**Task directions:**
Give back the full listing, character for character, with no pictures.

**Data for this exercise:**
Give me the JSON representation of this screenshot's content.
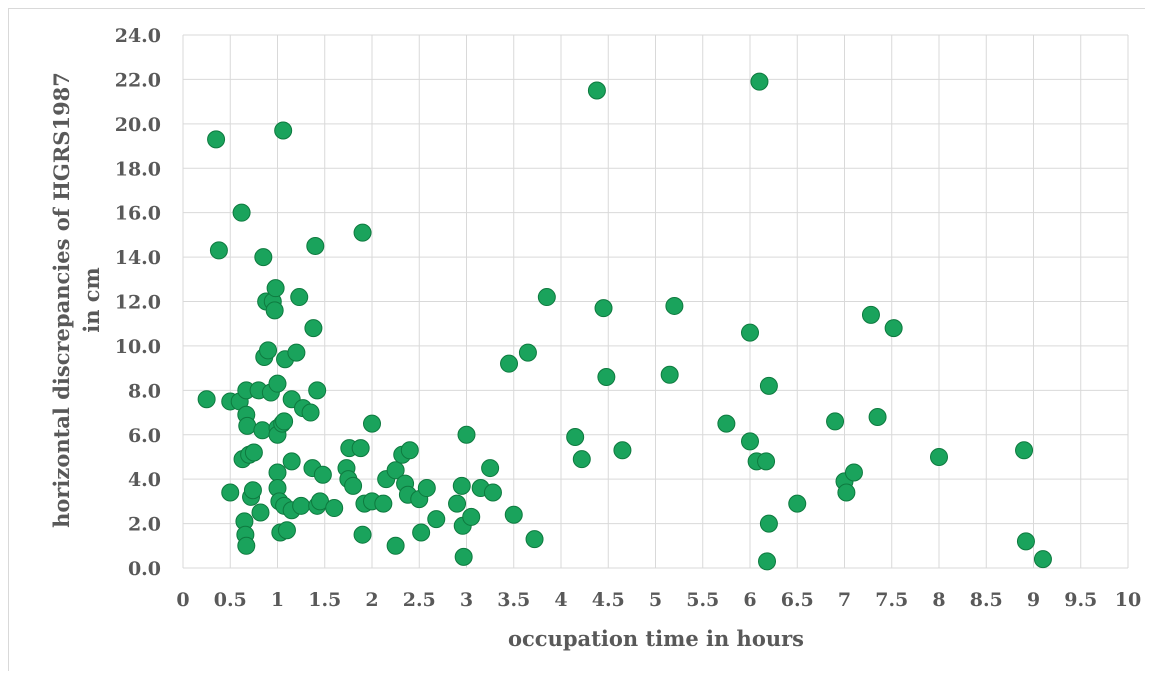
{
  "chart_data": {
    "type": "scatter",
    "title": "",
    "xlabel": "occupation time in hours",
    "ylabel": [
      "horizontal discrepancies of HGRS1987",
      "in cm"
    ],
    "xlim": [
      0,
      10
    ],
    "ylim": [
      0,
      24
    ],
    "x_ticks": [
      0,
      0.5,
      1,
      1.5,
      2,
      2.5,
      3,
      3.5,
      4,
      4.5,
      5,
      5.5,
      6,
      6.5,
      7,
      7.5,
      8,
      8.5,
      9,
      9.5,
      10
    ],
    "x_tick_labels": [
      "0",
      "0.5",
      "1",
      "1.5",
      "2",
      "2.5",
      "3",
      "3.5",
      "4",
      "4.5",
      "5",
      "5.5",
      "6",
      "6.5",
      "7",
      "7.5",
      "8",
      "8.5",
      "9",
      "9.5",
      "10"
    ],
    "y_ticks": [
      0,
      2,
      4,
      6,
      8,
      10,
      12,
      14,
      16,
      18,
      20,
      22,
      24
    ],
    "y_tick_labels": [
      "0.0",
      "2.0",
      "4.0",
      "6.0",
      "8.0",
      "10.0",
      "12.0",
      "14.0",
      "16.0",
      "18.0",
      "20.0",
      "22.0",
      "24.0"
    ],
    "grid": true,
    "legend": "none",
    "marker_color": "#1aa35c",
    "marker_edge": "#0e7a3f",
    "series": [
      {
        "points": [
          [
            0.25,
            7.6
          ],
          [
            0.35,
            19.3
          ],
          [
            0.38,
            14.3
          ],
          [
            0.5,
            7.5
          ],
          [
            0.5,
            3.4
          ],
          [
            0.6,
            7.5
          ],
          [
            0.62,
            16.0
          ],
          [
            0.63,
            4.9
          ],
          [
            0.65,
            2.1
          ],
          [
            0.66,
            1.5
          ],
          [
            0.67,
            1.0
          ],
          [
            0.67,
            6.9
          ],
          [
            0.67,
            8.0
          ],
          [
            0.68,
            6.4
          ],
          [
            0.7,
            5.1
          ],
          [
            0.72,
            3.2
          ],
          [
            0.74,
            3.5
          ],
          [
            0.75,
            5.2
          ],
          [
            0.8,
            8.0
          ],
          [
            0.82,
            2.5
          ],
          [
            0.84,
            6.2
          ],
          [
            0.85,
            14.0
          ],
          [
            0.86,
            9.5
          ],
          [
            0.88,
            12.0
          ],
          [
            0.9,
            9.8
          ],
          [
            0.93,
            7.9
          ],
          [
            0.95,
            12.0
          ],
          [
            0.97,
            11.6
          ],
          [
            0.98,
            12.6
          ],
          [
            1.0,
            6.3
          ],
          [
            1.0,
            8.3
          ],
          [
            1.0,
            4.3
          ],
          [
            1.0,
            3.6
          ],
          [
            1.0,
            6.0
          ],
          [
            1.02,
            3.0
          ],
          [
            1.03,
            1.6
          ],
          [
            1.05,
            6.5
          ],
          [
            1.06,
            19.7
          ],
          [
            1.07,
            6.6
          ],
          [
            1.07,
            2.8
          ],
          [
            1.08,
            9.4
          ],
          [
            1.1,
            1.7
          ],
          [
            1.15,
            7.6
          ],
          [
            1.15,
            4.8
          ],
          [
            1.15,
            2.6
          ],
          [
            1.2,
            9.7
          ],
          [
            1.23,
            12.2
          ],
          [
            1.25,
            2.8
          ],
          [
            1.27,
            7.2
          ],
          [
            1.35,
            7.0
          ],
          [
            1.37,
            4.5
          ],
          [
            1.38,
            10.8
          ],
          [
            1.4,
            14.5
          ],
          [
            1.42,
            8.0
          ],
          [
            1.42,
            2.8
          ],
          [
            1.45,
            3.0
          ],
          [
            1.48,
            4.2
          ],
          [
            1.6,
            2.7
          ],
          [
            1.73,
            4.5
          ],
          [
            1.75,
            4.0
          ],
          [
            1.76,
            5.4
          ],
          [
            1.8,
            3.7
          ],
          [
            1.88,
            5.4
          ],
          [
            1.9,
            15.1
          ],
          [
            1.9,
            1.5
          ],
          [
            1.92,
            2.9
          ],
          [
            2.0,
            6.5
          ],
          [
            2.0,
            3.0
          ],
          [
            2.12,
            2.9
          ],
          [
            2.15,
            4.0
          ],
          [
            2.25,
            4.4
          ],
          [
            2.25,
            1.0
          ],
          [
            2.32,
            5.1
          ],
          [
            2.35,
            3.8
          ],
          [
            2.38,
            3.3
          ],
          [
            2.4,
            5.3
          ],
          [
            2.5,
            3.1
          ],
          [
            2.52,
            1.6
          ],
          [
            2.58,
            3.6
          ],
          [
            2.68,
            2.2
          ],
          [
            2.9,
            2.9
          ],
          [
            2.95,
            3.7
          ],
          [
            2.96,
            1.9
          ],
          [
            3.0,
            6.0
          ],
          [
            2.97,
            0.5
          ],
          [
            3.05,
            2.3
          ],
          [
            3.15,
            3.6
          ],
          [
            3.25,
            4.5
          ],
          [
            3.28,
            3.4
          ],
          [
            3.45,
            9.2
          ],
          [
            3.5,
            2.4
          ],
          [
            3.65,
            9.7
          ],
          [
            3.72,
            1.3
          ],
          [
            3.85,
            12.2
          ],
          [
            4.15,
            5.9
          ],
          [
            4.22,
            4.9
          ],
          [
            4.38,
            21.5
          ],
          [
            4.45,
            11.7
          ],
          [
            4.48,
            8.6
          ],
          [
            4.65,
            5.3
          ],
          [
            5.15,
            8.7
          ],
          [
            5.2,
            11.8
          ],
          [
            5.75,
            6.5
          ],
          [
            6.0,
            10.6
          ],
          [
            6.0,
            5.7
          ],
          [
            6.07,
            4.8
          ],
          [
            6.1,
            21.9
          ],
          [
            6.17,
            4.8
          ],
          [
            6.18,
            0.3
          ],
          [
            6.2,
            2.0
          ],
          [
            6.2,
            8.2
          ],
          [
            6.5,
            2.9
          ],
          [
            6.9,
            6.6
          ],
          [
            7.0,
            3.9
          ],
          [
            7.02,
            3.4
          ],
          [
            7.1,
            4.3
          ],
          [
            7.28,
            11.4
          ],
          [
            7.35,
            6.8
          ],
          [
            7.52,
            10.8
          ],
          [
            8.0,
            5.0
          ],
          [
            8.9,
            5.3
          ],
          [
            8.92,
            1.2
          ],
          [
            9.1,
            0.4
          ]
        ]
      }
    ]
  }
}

**Written answer:**
Give me the JSON representation of this screenshot's content.
{
  "chart_data": {
    "type": "scatter",
    "title": "",
    "xlabel": "occupation time in hours",
    "ylabel": [
      "horizontal discrepancies of HGRS1987",
      "in cm"
    ],
    "xlim": [
      0,
      10
    ],
    "ylim": [
      0,
      24
    ],
    "x_ticks": [
      0,
      0.5,
      1,
      1.5,
      2,
      2.5,
      3,
      3.5,
      4,
      4.5,
      5,
      5.5,
      6,
      6.5,
      7,
      7.5,
      8,
      8.5,
      9,
      9.5,
      10
    ],
    "x_tick_labels": [
      "0",
      "0.5",
      "1",
      "1.5",
      "2",
      "2.5",
      "3",
      "3.5",
      "4",
      "4.5",
      "5",
      "5.5",
      "6",
      "6.5",
      "7",
      "7.5",
      "8",
      "8.5",
      "9",
      "9.5",
      "10"
    ],
    "y_ticks": [
      0,
      2,
      4,
      6,
      8,
      10,
      12,
      14,
      16,
      18,
      20,
      22,
      24
    ],
    "y_tick_labels": [
      "0.0",
      "2.0",
      "4.0",
      "6.0",
      "8.0",
      "10.0",
      "12.0",
      "14.0",
      "16.0",
      "18.0",
      "20.0",
      "22.0",
      "24.0"
    ],
    "grid": true,
    "legend": "none",
    "marker_color": "#1aa35c",
    "marker_edge": "#0e7a3f",
    "series": [
      {
        "points": [
          [
            0.25,
            7.6
          ],
          [
            0.35,
            19.3
          ],
          [
            0.38,
            14.3
          ],
          [
            0.5,
            7.5
          ],
          [
            0.5,
            3.4
          ],
          [
            0.6,
            7.5
          ],
          [
            0.62,
            16.0
          ],
          [
            0.63,
            4.9
          ],
          [
            0.65,
            2.1
          ],
          [
            0.66,
            1.5
          ],
          [
            0.67,
            1.0
          ],
          [
            0.67,
            6.9
          ],
          [
            0.67,
            8.0
          ],
          [
            0.68,
            6.4
          ],
          [
            0.7,
            5.1
          ],
          [
            0.72,
            3.2
          ],
          [
            0.74,
            3.5
          ],
          [
            0.75,
            5.2
          ],
          [
            0.8,
            8.0
          ],
          [
            0.82,
            2.5
          ],
          [
            0.84,
            6.2
          ],
          [
            0.85,
            14.0
          ],
          [
            0.86,
            9.5
          ],
          [
            0.88,
            12.0
          ],
          [
            0.9,
            9.8
          ],
          [
            0.93,
            7.9
          ],
          [
            0.95,
            12.0
          ],
          [
            0.97,
            11.6
          ],
          [
            0.98,
            12.6
          ],
          [
            1.0,
            6.3
          ],
          [
            1.0,
            8.3
          ],
          [
            1.0,
            4.3
          ],
          [
            1.0,
            3.6
          ],
          [
            1.0,
            6.0
          ],
          [
            1.02,
            3.0
          ],
          [
            1.03,
            1.6
          ],
          [
            1.05,
            6.5
          ],
          [
            1.06,
            19.7
          ],
          [
            1.07,
            6.6
          ],
          [
            1.07,
            2.8
          ],
          [
            1.08,
            9.4
          ],
          [
            1.1,
            1.7
          ],
          [
            1.15,
            7.6
          ],
          [
            1.15,
            4.8
          ],
          [
            1.15,
            2.6
          ],
          [
            1.2,
            9.7
          ],
          [
            1.23,
            12.2
          ],
          [
            1.25,
            2.8
          ],
          [
            1.27,
            7.2
          ],
          [
            1.35,
            7.0
          ],
          [
            1.37,
            4.5
          ],
          [
            1.38,
            10.8
          ],
          [
            1.4,
            14.5
          ],
          [
            1.42,
            8.0
          ],
          [
            1.42,
            2.8
          ],
          [
            1.45,
            3.0
          ],
          [
            1.48,
            4.2
          ],
          [
            1.6,
            2.7
          ],
          [
            1.73,
            4.5
          ],
          [
            1.75,
            4.0
          ],
          [
            1.76,
            5.4
          ],
          [
            1.8,
            3.7
          ],
          [
            1.88,
            5.4
          ],
          [
            1.9,
            15.1
          ],
          [
            1.9,
            1.5
          ],
          [
            1.92,
            2.9
          ],
          [
            2.0,
            6.5
          ],
          [
            2.0,
            3.0
          ],
          [
            2.12,
            2.9
          ],
          [
            2.15,
            4.0
          ],
          [
            2.25,
            4.4
          ],
          [
            2.25,
            1.0
          ],
          [
            2.32,
            5.1
          ],
          [
            2.35,
            3.8
          ],
          [
            2.38,
            3.3
          ],
          [
            2.4,
            5.3
          ],
          [
            2.5,
            3.1
          ],
          [
            2.52,
            1.6
          ],
          [
            2.58,
            3.6
          ],
          [
            2.68,
            2.2
          ],
          [
            2.9,
            2.9
          ],
          [
            2.95,
            3.7
          ],
          [
            2.96,
            1.9
          ],
          [
            3.0,
            6.0
          ],
          [
            2.97,
            0.5
          ],
          [
            3.05,
            2.3
          ],
          [
            3.15,
            3.6
          ],
          [
            3.25,
            4.5
          ],
          [
            3.28,
            3.4
          ],
          [
            3.45,
            9.2
          ],
          [
            3.5,
            2.4
          ],
          [
            3.65,
            9.7
          ],
          [
            3.72,
            1.3
          ],
          [
            3.85,
            12.2
          ],
          [
            4.15,
            5.9
          ],
          [
            4.22,
            4.9
          ],
          [
            4.38,
            21.5
          ],
          [
            4.45,
            11.7
          ],
          [
            4.48,
            8.6
          ],
          [
            4.65,
            5.3
          ],
          [
            5.15,
            8.7
          ],
          [
            5.2,
            11.8
          ],
          [
            5.75,
            6.5
          ],
          [
            6.0,
            10.6
          ],
          [
            6.0,
            5.7
          ],
          [
            6.07,
            4.8
          ],
          [
            6.1,
            21.9
          ],
          [
            6.17,
            4.8
          ],
          [
            6.18,
            0.3
          ],
          [
            6.2,
            2.0
          ],
          [
            6.2,
            8.2
          ],
          [
            6.5,
            2.9
          ],
          [
            6.9,
            6.6
          ],
          [
            7.0,
            3.9
          ],
          [
            7.02,
            3.4
          ],
          [
            7.1,
            4.3
          ],
          [
            7.28,
            11.4
          ],
          [
            7.35,
            6.8
          ],
          [
            7.52,
            10.8
          ],
          [
            8.0,
            5.0
          ],
          [
            8.9,
            5.3
          ],
          [
            8.92,
            1.2
          ],
          [
            9.1,
            0.4
          ]
        ]
      }
    ]
  }
}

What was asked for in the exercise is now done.